● Requirement
Copy out each line featuring the string "ดการระบบ" from the entries beneath.

● Task inputs
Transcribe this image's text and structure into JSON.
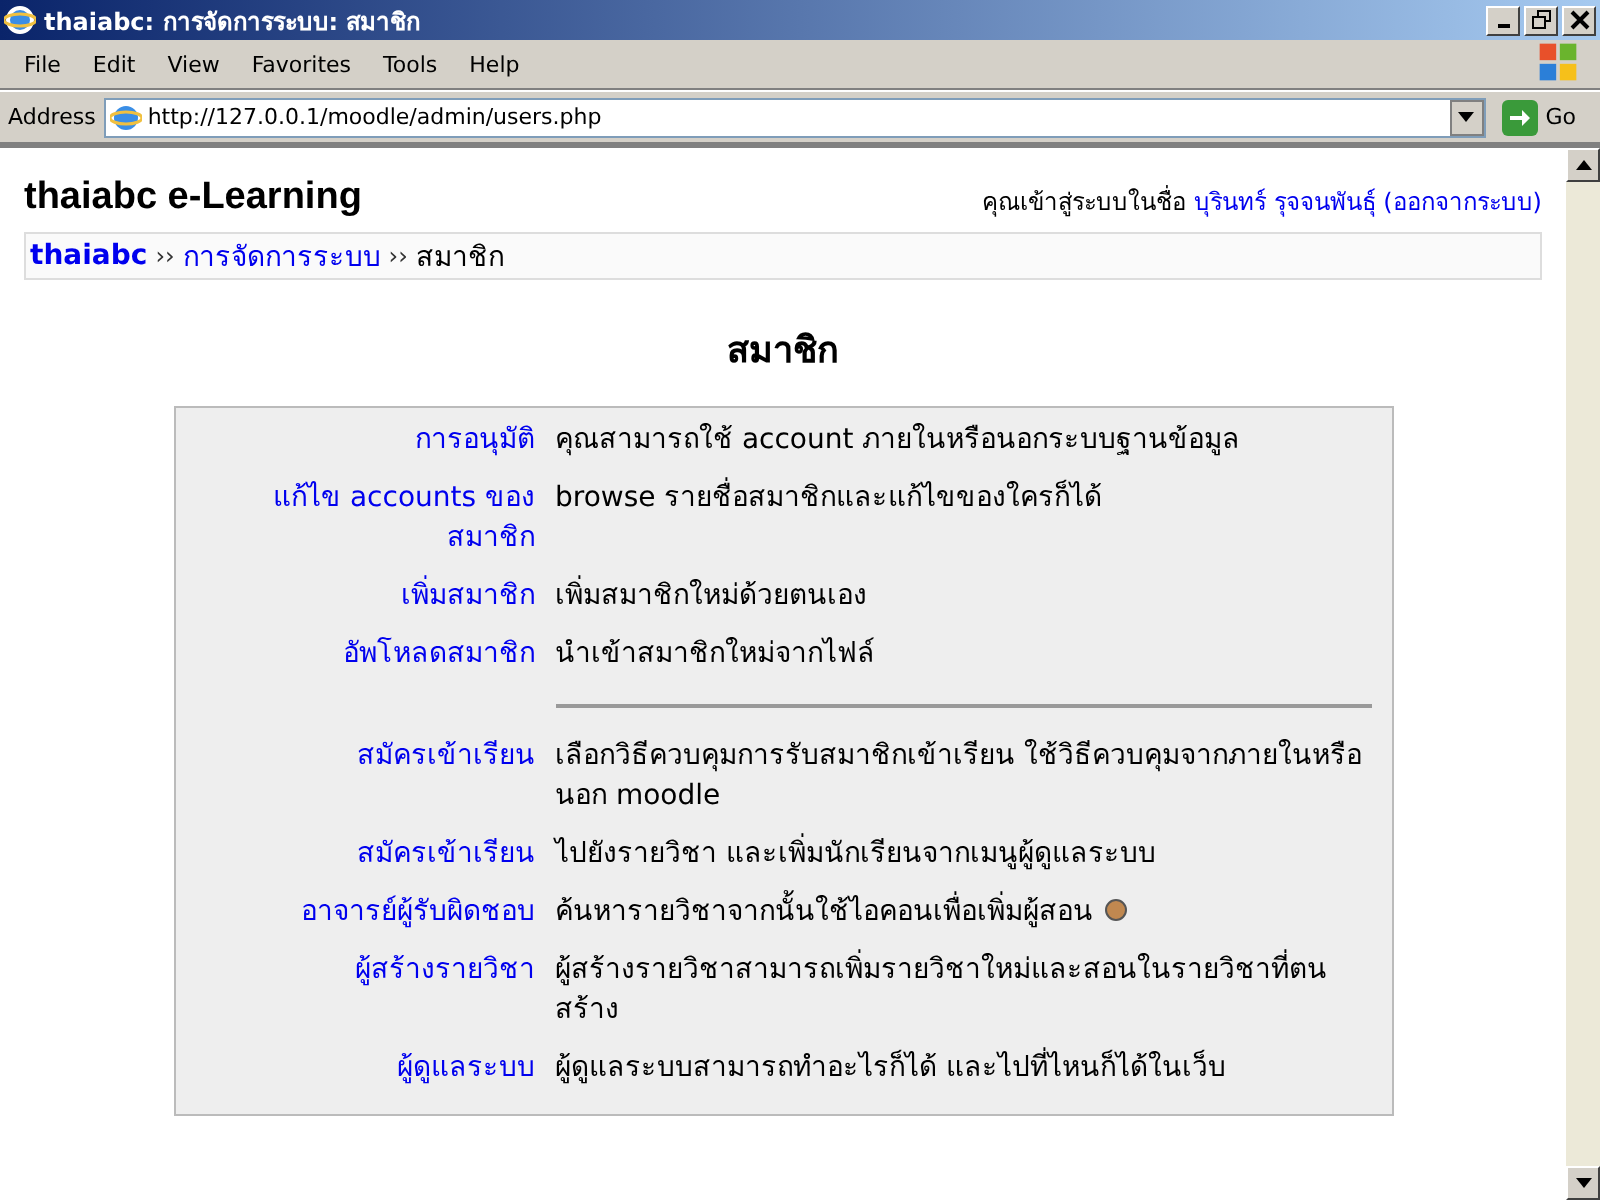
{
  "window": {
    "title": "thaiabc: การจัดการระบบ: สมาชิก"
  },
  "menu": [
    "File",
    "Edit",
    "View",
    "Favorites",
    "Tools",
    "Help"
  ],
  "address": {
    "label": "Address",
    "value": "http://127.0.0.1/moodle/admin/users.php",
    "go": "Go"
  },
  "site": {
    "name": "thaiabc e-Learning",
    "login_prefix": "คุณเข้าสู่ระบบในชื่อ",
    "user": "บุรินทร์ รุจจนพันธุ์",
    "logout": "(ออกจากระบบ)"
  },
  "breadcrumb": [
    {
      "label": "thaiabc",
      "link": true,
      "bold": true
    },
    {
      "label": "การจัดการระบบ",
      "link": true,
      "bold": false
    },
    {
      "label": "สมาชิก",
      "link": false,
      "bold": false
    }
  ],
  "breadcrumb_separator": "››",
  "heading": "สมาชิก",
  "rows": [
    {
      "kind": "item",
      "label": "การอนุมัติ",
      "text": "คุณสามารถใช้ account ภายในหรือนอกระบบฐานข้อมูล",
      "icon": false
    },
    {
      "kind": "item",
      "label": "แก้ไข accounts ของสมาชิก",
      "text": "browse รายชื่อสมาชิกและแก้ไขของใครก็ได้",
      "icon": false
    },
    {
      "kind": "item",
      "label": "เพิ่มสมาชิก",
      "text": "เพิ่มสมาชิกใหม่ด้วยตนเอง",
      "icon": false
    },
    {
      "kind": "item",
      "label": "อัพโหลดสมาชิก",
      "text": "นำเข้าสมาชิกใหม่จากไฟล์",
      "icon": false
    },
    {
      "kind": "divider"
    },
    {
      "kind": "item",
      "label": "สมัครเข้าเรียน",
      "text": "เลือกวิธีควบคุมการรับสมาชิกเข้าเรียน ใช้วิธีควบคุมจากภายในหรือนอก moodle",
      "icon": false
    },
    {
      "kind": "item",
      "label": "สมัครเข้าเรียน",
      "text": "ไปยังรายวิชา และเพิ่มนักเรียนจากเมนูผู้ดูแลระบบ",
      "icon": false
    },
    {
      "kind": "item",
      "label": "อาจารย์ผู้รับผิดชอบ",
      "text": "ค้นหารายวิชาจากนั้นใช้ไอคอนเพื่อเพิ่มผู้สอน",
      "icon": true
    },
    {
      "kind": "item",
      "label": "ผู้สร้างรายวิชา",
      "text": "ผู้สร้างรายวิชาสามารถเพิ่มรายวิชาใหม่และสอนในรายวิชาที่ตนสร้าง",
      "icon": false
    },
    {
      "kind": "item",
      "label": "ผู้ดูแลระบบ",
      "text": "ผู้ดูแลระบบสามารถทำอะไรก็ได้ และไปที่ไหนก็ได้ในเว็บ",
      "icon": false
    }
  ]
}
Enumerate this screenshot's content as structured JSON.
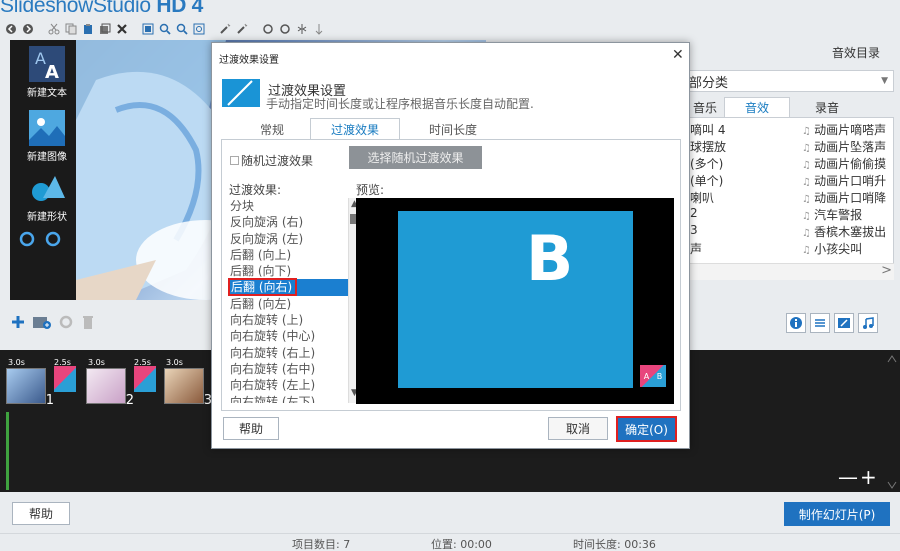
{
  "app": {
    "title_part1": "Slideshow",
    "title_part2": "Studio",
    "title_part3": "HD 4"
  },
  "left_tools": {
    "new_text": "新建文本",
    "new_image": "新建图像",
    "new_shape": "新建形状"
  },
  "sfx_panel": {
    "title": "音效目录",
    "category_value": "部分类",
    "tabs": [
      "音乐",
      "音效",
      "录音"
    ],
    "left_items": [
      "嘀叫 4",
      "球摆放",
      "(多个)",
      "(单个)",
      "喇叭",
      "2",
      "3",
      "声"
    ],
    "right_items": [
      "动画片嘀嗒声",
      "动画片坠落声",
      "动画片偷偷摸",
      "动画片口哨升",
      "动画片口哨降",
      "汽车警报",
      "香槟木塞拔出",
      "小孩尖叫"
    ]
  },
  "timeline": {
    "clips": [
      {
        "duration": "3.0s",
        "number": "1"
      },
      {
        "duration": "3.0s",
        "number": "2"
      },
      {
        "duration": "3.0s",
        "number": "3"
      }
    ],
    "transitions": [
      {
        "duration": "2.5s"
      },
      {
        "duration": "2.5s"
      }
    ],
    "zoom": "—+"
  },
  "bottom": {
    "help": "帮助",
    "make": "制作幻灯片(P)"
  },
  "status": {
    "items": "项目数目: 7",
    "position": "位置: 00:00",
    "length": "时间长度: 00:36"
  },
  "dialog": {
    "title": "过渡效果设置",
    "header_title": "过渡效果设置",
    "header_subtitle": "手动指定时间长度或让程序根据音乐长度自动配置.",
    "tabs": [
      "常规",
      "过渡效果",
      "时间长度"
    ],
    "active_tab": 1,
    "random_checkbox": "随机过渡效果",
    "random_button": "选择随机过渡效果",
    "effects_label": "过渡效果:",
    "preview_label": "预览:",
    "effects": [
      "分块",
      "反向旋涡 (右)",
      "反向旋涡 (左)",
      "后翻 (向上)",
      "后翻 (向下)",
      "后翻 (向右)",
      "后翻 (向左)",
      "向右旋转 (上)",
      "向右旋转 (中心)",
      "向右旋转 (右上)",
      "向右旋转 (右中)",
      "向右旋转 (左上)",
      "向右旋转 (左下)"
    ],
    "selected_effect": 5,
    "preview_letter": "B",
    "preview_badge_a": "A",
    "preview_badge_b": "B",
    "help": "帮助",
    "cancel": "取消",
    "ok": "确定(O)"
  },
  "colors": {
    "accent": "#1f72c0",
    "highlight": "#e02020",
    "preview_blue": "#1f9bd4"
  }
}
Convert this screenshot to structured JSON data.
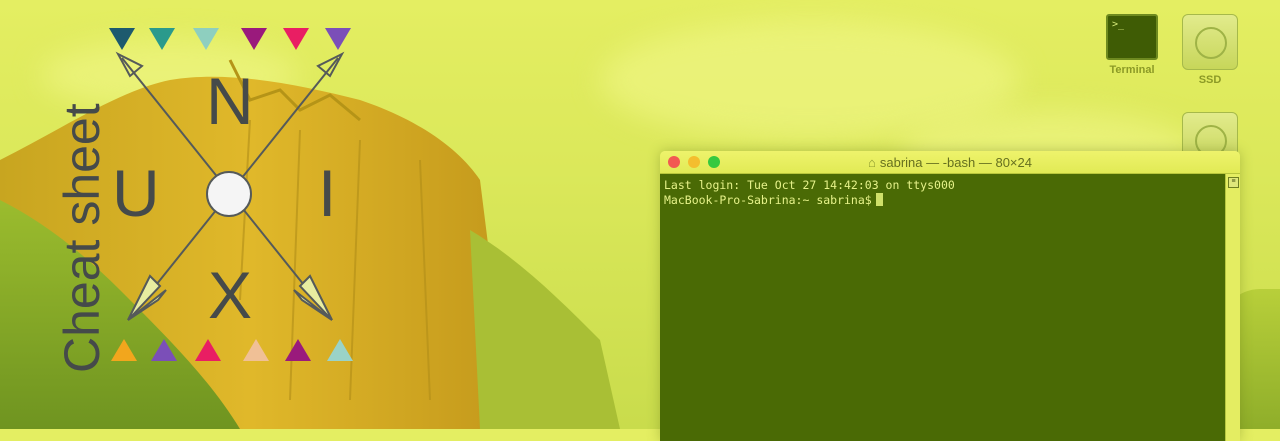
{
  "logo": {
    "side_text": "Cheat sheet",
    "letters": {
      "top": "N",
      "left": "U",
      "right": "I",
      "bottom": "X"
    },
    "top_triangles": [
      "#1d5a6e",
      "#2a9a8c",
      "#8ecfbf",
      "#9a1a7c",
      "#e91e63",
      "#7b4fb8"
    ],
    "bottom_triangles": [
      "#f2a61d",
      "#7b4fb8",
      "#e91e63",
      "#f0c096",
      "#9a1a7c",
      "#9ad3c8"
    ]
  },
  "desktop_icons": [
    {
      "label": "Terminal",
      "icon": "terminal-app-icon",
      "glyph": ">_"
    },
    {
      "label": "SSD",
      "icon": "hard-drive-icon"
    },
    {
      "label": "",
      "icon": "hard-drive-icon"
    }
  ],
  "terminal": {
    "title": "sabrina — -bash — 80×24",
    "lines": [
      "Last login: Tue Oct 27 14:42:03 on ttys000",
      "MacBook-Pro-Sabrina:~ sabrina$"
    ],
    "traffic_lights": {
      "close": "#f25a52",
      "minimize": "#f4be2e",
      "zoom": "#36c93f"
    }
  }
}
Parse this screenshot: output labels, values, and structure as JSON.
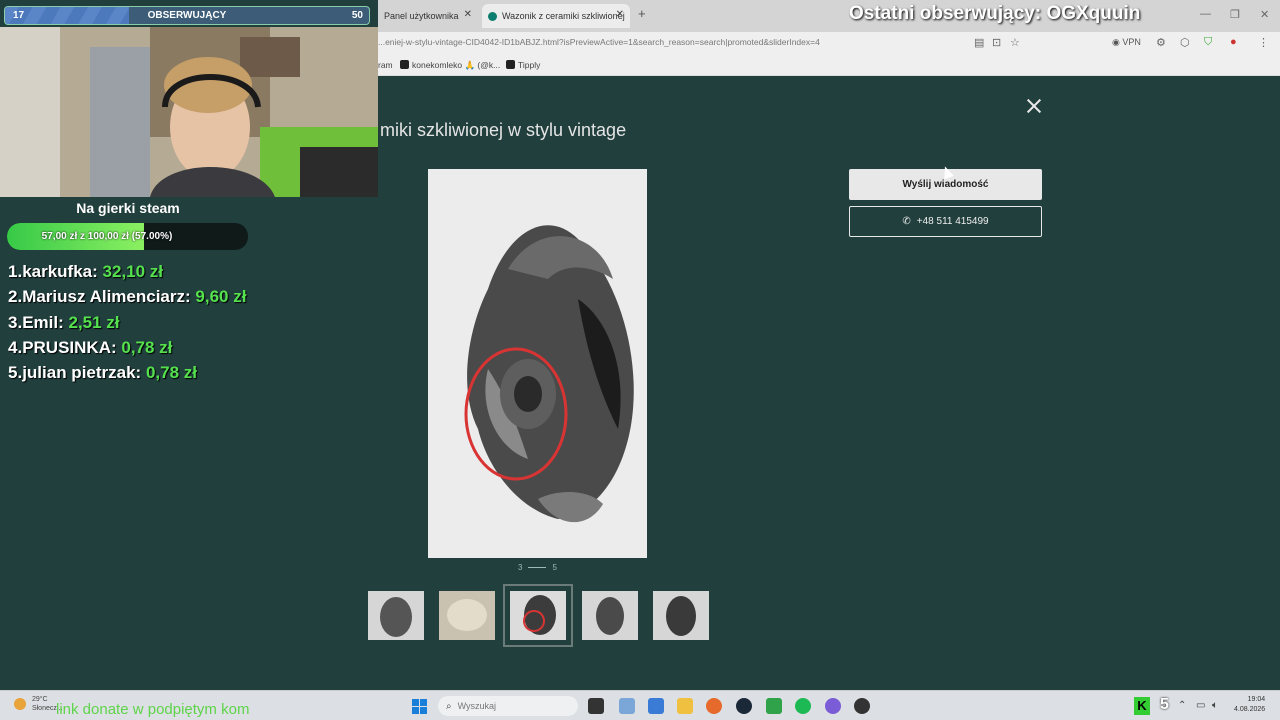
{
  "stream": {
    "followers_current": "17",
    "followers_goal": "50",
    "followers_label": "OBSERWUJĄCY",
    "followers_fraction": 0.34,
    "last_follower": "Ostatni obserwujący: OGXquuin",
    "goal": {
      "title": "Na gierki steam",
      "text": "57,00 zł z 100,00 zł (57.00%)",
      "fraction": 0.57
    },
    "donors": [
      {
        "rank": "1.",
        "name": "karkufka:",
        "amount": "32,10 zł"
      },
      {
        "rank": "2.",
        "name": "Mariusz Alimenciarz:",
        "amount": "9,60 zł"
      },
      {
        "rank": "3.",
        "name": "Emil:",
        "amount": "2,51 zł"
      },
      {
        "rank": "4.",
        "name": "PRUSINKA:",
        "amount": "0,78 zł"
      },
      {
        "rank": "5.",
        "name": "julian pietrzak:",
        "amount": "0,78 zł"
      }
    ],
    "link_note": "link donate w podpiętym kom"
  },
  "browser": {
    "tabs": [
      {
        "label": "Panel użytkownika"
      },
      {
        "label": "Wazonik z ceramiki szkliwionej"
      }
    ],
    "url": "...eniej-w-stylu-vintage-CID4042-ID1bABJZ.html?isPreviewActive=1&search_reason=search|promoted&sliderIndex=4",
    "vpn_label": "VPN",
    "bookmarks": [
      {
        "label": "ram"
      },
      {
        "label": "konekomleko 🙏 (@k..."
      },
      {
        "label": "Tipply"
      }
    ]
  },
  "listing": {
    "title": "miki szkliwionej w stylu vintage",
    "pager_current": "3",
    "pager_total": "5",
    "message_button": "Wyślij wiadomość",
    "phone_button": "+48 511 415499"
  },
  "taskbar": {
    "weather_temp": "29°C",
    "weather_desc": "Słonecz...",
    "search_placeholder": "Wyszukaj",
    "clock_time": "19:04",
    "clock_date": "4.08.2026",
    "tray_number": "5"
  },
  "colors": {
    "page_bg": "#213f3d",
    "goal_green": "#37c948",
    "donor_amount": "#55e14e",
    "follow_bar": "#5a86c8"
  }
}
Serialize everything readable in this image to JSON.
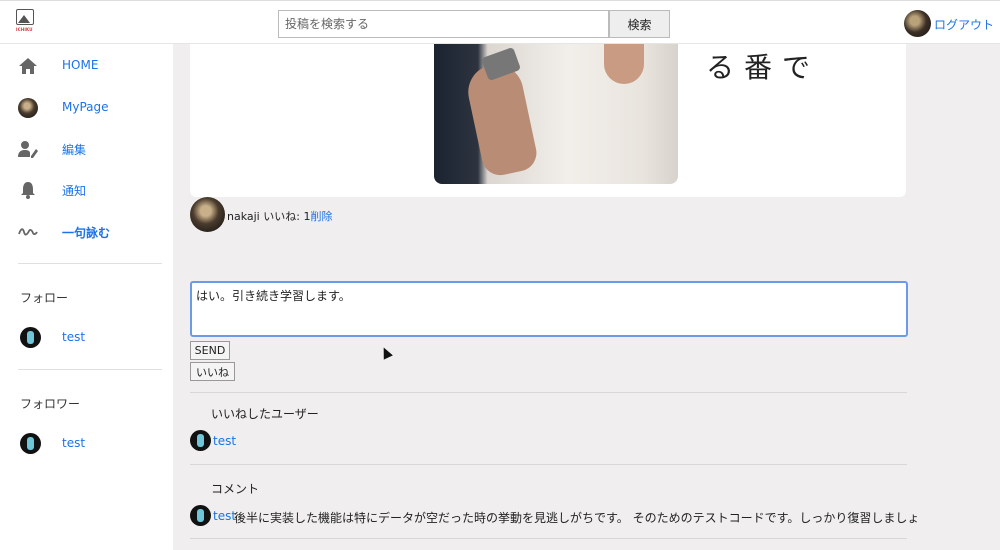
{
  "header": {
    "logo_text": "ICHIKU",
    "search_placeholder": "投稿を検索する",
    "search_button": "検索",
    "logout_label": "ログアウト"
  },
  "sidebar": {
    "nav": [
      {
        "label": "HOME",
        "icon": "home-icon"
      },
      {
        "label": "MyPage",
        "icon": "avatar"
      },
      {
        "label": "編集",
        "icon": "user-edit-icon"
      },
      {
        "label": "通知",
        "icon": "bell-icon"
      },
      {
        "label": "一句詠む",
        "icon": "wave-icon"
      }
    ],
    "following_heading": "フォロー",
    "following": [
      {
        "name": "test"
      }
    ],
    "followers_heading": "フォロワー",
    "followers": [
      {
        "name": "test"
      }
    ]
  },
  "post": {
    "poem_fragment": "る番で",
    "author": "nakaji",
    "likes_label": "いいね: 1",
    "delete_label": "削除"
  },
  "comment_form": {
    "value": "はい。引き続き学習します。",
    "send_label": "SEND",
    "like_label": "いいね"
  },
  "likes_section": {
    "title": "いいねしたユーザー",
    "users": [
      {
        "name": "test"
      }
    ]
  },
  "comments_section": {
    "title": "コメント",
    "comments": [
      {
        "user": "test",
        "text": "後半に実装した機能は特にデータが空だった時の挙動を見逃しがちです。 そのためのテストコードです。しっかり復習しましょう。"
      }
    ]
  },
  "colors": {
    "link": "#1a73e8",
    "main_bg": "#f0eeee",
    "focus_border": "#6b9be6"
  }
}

● Exercise solution
    "title": "thaiabc: การจัดการระบบ: สมาชิก"
      "label": "การจัดการระบบ",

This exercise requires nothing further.